## [EXERCISE DIRECTIONS]
Determine how many lines in the entries below include "quarks". The reply should be that number and nothing else.

— start DATA RECORDS —

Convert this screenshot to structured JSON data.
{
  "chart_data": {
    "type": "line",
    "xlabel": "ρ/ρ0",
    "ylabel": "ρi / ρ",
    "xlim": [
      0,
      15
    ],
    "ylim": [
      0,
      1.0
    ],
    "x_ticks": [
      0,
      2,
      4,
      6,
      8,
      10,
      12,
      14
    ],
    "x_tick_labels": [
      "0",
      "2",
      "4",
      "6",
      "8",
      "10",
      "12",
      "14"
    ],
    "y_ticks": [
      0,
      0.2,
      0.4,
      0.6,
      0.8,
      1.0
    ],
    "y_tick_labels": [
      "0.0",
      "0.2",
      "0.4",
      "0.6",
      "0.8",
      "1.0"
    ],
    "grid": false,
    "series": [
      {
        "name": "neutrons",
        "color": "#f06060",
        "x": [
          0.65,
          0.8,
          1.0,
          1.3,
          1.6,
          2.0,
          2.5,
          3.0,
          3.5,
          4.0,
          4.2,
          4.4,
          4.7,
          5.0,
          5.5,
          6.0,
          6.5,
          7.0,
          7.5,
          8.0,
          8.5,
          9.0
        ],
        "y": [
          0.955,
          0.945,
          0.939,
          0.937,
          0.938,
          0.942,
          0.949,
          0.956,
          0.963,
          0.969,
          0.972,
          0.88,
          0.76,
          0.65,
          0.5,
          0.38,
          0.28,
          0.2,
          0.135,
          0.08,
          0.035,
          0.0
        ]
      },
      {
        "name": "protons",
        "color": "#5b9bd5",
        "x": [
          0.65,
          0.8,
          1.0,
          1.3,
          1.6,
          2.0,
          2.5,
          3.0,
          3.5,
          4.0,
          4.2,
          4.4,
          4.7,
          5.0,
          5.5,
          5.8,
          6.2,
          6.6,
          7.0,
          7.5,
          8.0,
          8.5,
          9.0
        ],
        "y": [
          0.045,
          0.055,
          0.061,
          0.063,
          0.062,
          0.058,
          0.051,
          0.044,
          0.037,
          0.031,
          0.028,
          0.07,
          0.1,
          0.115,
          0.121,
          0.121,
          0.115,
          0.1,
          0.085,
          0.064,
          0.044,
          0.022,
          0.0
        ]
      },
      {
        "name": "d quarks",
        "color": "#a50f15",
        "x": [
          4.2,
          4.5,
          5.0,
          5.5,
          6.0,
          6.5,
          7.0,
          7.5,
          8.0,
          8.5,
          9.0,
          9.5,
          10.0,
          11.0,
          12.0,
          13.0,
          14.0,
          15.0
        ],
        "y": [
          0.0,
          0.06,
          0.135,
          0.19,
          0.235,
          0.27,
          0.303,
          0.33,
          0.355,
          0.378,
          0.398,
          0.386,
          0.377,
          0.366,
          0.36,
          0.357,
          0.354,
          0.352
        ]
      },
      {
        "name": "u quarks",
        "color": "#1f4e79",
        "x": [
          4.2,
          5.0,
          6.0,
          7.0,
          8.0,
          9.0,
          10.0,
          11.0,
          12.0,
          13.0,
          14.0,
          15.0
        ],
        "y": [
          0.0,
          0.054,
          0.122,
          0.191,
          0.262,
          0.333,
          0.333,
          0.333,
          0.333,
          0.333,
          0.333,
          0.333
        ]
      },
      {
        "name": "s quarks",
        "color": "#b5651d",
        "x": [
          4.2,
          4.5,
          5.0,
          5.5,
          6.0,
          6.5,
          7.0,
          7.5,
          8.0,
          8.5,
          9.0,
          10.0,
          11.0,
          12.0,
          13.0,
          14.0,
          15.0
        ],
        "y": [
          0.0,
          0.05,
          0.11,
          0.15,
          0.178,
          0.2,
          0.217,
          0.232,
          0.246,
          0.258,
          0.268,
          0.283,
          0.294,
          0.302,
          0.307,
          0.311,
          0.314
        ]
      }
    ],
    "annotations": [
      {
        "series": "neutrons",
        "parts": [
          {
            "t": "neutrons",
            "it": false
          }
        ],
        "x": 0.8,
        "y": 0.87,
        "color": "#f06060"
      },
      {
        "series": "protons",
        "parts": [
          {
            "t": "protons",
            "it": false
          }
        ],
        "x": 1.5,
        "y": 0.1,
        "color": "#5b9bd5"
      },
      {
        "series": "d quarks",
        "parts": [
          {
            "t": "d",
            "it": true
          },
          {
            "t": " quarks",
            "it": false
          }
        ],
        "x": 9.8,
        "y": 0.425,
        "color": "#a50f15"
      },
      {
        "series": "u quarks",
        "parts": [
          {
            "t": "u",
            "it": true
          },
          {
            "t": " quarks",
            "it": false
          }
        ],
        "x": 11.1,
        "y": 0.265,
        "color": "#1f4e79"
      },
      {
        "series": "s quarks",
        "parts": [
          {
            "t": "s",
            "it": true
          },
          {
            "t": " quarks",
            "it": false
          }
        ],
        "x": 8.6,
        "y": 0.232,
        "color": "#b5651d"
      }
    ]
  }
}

— end DATA RECORDS —

## [SOLUTION FOR THIS PROBLEM]
9